OBJETIVO DECLARADO 1:
Como fica em inglês esta frase do texto sobre a Lava Jato: "Os procuradores não investigaram mais profundamente os casos de corrupção envolvendo o ex-presidente e seu governo."?
OBJETIVO DECLARADO 2:
Você consegue reescrever de forma mais breve, mantendo os fatos principais, o parágrafo do texto sobre a Lava Jato que começa com "Em 2014, um doleiro condenado"?

TEXTO FORNECIDO:
----------------
Foto: Tânia Rêgo/Agência Brasil

FHC

Fernando Henrique Cardoso também não conheceu o lado implacável da Lava Jato. Os procuradores não investigaram mais profundamente os casos de corrupção envolvendo o ex-presidente e seu governo. E não foram poucas as vezes que o nome do ex-presidente apareceu nas investigações.

A ordem veio de Sergio Moro, que recomendou a Dallagnol que não prosseguisse com as investigações contra FHC para não “melindrar alguém cujo apoio é importante”. Como os desejos de Moro soavam como ordens para Dallagnol, as investigações foram engavetadas.

Uma operação de caráter essencialmente político precisava articular alianças políticas e usava o seu poder para protegê-las. Não foi à toa que recentemente FHC chamou as publicações da Vaza Jato de “tempestade em copo d`água”. A aliança segue firme.

Álvaro Dias

Durante as investigações, o nome de Álvaro Dias, do Podemos, surgiu em dois episódios como beneficiário de propinas. Em um deles, o ex-candidato a presidente foi acusado de receber propina para ajudar a melar a CPI da Petrobrás. O senador chegou a prestar depoimento para Moro em 2017 sobre o caso, mas o ex-juiz e o então procurador Diogo Castor pegaram tão leve que nem chegaram a perguntar se ele havia recebido a propina.

Em outro episódio, e-mails do advogado da Odebrecht Rodrigo Tacla Durán indicavam que Álvaro Dias teria recebido R$ 5 milhões em propina para pegar leve nas perguntas aos investigados na CPMI de Carlos Cachoeira, o empresário do jogo do bicho. O caso não mereceu uma investigação mais profunda, e Dias jamais virou um investigado.

Em 2014, um doleiro condenado pela Lava Jato estava prestes a apontar Álvaro Dias como o padrinho político de Alberto Youssef, outro doleiro também condenado pela operação. Em depoimento, o doleiro passou a descrever quem seria o seu padrinho, mas foi interrompido pelo juiz Sergio Moro: “A gente não está entrando nessas identificações, doutor”. O doleiro quis continuar, disse que não estava “citando nomes”, mas o juiz interrompeu novamente: “Se a gente for descrever e falar as características, daí não precisa falar o nome, né?” O UOL entrou em contato com o advogado de Meirelles, que confirmou que o padrinho político de Youssef era mesmo Álvaro Dias.

Depois de ser poupado pela operação em várias oportunidades, o senador passou a última campanha presidencial inteira tendo como principal bandeira a defesa da Lava Jato. Prometeu até o cargo de ministro da Justiça para Sergio Moro.
----------------
DADOS FORNECIDOS:
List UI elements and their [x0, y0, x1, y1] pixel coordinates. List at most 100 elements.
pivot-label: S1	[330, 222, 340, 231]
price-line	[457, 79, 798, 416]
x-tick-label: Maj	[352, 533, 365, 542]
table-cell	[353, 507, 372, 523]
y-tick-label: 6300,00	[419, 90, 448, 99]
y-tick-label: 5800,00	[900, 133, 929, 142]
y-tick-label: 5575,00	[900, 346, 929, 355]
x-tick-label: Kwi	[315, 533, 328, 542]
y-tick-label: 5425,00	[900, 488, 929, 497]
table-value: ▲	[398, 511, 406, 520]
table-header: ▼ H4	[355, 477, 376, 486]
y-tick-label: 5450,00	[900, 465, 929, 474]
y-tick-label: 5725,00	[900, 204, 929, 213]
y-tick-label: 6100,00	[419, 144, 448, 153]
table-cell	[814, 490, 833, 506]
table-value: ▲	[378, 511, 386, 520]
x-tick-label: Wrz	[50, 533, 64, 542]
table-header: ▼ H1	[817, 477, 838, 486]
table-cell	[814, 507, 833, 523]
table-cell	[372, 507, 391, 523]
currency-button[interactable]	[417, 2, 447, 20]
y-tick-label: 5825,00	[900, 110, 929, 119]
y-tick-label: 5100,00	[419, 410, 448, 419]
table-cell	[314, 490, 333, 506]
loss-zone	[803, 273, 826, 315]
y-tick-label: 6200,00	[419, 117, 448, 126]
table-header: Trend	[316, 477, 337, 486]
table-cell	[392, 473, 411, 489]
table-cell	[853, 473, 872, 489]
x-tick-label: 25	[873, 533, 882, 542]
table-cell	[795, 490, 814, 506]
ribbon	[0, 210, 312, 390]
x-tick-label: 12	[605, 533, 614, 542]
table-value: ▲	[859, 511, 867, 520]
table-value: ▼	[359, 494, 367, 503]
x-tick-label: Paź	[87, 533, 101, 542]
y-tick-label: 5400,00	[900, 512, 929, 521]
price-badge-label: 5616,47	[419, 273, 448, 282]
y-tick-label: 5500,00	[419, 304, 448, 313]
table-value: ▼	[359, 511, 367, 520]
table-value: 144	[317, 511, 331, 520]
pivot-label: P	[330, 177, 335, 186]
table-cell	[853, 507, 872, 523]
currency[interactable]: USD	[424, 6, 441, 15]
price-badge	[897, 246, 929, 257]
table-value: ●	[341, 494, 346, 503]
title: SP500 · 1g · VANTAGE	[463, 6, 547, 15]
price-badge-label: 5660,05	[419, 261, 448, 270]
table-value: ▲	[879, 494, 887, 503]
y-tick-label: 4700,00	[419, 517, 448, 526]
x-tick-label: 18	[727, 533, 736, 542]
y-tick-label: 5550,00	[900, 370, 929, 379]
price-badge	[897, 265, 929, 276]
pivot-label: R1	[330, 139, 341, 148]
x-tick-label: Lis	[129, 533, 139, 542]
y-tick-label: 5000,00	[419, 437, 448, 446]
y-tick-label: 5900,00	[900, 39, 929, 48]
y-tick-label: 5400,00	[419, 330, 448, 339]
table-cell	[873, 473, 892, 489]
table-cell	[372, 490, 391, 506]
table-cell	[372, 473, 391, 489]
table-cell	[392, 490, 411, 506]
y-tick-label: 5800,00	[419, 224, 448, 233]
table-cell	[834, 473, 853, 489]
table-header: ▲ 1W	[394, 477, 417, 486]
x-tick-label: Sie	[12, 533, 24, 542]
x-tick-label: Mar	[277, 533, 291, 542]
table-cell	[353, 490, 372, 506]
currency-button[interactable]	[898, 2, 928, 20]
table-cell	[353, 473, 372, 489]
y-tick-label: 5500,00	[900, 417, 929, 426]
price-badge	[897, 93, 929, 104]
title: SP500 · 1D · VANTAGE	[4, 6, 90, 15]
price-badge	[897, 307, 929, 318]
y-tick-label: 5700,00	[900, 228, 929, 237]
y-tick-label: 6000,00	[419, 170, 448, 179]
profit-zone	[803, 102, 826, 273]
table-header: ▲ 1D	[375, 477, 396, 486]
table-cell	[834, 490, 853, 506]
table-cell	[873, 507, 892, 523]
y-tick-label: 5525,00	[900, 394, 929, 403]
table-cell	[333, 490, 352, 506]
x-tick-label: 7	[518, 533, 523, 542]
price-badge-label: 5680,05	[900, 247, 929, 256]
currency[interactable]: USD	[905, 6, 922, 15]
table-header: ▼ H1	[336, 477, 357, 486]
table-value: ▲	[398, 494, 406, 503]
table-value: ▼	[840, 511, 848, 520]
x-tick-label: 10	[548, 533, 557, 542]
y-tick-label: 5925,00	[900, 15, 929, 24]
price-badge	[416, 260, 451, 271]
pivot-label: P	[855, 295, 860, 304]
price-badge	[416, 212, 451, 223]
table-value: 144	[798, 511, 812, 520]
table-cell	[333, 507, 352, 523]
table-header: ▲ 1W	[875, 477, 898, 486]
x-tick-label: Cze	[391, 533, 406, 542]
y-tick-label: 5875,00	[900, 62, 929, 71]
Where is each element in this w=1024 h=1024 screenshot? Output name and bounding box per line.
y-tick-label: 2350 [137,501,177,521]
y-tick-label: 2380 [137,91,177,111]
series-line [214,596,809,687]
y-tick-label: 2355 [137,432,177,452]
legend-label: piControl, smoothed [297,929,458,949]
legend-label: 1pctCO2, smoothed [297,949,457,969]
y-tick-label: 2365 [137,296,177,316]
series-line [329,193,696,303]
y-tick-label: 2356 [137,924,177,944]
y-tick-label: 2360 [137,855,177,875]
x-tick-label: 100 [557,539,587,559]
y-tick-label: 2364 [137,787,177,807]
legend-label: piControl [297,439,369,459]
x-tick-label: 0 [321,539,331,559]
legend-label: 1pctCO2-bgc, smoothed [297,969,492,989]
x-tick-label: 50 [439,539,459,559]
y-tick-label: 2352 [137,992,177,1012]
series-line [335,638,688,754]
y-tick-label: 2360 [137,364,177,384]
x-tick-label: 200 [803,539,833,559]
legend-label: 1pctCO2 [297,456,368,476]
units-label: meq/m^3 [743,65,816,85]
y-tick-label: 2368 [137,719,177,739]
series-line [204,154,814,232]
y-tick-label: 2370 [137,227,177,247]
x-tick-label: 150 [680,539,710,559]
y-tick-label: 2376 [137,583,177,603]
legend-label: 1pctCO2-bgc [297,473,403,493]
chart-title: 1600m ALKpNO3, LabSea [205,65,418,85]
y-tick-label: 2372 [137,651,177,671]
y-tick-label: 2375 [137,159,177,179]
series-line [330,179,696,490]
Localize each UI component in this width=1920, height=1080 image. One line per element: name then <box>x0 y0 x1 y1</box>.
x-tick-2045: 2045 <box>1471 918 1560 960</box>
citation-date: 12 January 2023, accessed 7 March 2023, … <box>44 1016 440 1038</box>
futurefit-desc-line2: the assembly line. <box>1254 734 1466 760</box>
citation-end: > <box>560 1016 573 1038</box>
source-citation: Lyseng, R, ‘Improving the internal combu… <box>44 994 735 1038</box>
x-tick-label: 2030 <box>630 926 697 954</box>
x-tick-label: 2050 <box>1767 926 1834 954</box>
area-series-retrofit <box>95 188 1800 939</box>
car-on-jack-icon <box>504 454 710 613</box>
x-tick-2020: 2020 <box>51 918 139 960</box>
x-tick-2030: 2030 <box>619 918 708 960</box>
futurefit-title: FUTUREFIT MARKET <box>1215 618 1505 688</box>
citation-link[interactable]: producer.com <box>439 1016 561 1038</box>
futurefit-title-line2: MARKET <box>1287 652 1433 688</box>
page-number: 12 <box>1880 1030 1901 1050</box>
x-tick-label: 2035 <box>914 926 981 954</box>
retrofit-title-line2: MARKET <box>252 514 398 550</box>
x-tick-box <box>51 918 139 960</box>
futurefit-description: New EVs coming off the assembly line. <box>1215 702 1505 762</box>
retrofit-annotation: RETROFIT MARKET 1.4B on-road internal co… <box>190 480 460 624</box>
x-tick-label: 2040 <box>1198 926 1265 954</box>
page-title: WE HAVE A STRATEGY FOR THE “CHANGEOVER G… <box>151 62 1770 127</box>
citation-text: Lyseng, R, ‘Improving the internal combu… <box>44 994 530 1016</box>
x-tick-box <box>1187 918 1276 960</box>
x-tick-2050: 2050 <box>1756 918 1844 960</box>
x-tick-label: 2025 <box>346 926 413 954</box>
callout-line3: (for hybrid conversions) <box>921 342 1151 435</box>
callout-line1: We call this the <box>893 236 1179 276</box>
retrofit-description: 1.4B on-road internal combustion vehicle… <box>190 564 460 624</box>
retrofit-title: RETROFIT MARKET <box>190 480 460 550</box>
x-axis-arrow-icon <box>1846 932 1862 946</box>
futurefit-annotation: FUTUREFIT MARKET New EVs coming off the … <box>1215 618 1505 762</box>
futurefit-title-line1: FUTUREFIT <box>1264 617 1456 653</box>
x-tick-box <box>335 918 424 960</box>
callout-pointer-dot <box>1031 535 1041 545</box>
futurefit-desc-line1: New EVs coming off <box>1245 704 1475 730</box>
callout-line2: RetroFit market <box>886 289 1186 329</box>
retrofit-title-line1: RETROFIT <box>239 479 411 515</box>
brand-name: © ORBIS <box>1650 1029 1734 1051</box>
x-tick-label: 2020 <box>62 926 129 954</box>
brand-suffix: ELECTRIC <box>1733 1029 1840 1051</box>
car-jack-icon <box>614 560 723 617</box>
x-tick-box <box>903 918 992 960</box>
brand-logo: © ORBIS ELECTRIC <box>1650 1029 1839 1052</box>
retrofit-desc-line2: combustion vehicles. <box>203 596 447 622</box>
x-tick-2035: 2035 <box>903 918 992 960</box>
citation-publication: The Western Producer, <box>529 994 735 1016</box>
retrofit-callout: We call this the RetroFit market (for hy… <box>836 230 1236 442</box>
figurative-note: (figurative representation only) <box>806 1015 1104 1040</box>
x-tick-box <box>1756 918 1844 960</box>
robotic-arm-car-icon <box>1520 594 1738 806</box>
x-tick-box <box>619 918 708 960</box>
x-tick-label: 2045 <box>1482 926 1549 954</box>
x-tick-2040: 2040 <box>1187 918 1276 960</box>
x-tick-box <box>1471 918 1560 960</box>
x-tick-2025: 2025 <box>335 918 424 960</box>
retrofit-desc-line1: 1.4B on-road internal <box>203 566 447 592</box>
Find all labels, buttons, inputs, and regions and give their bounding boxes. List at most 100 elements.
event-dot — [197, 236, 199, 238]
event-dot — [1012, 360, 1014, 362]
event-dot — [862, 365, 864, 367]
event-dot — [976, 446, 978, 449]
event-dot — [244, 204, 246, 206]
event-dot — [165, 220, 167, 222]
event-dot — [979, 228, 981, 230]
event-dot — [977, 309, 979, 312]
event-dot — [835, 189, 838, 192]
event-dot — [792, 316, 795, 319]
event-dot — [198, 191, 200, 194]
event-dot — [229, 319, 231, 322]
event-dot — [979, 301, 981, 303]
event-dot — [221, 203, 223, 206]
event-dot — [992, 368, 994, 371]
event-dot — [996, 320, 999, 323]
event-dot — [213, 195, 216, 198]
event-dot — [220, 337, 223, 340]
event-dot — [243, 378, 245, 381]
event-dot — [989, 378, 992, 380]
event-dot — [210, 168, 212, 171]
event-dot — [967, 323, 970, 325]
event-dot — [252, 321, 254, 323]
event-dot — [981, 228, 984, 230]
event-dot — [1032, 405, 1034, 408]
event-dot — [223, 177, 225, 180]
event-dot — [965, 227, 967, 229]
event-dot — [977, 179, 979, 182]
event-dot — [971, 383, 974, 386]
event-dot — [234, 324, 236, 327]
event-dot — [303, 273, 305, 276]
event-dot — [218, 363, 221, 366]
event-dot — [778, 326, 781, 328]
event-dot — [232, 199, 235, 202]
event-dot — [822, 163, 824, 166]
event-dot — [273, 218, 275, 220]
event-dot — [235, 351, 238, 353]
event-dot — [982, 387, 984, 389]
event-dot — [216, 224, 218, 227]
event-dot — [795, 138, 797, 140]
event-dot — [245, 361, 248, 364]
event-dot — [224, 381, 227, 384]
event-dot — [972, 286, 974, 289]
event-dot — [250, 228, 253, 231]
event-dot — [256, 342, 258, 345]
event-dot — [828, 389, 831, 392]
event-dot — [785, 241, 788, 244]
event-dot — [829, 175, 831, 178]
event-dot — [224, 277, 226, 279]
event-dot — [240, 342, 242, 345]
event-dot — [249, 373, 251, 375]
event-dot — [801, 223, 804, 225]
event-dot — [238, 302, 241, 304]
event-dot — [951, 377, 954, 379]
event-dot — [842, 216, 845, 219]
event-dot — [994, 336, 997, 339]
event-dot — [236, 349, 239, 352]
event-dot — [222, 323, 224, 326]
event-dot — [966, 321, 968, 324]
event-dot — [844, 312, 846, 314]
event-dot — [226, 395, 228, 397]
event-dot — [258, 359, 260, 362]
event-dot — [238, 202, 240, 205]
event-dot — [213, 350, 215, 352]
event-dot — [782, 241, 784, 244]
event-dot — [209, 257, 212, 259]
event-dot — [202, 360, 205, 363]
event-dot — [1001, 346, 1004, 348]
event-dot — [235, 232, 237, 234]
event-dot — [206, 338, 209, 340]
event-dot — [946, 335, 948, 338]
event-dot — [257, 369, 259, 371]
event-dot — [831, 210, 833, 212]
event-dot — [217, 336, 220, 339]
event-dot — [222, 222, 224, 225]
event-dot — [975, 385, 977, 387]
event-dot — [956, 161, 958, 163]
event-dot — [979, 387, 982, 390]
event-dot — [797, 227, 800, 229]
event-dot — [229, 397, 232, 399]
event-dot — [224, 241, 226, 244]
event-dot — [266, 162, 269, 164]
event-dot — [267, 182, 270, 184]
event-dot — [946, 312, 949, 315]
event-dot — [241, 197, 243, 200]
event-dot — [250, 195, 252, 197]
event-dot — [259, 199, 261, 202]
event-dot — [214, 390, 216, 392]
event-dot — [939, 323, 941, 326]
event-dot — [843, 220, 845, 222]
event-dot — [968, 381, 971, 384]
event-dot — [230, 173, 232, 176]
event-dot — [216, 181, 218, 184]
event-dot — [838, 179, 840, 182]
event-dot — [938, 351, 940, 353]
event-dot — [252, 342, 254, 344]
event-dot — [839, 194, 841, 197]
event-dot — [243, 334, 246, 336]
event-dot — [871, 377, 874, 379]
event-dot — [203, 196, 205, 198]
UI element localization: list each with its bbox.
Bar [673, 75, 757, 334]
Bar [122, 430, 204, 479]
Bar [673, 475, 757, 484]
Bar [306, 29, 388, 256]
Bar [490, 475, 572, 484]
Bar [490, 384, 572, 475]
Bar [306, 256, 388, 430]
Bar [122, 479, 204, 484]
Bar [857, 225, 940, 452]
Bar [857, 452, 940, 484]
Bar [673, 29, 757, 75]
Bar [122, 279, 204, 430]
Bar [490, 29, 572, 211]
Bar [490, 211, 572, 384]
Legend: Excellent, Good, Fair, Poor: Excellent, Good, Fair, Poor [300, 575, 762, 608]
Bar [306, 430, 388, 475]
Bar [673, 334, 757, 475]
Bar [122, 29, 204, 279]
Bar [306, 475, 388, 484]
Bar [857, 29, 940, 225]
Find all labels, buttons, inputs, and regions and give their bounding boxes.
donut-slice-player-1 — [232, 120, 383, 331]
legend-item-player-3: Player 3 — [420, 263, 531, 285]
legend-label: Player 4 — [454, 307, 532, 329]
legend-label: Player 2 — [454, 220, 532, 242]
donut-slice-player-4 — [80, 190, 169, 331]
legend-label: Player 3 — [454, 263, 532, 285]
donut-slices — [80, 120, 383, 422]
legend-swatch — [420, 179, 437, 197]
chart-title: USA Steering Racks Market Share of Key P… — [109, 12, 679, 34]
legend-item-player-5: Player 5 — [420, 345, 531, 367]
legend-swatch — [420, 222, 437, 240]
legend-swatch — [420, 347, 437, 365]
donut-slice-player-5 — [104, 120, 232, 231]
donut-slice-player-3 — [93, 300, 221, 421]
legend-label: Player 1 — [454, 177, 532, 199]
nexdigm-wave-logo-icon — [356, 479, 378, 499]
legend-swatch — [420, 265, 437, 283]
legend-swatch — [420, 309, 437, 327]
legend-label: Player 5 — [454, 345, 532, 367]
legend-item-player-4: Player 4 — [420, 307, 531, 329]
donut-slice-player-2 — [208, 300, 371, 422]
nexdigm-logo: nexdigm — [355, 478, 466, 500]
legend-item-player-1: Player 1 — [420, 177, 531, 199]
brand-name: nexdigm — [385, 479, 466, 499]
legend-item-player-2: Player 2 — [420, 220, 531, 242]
----------------
RESPOSTA CORRETA 1:
The prosecutors did not investigate more deeply the corruption cases involving the former president and his government.

RESPOSTA CORRETA 2:
Em 2014, um doleiro condenado pela Lava Jato estava prestes a apontar Álvaro Dias como padrinho político de Alberto Youssef, outro doleiro condenado. No depoimento, ele começou a descrever o padrinho e foi interrompido duas vezes pelo juiz Sergio Moro. O advogado de Meirelles confirmou ao UOL que o padrinho político de Youssef era mesmo Álvaro Dias.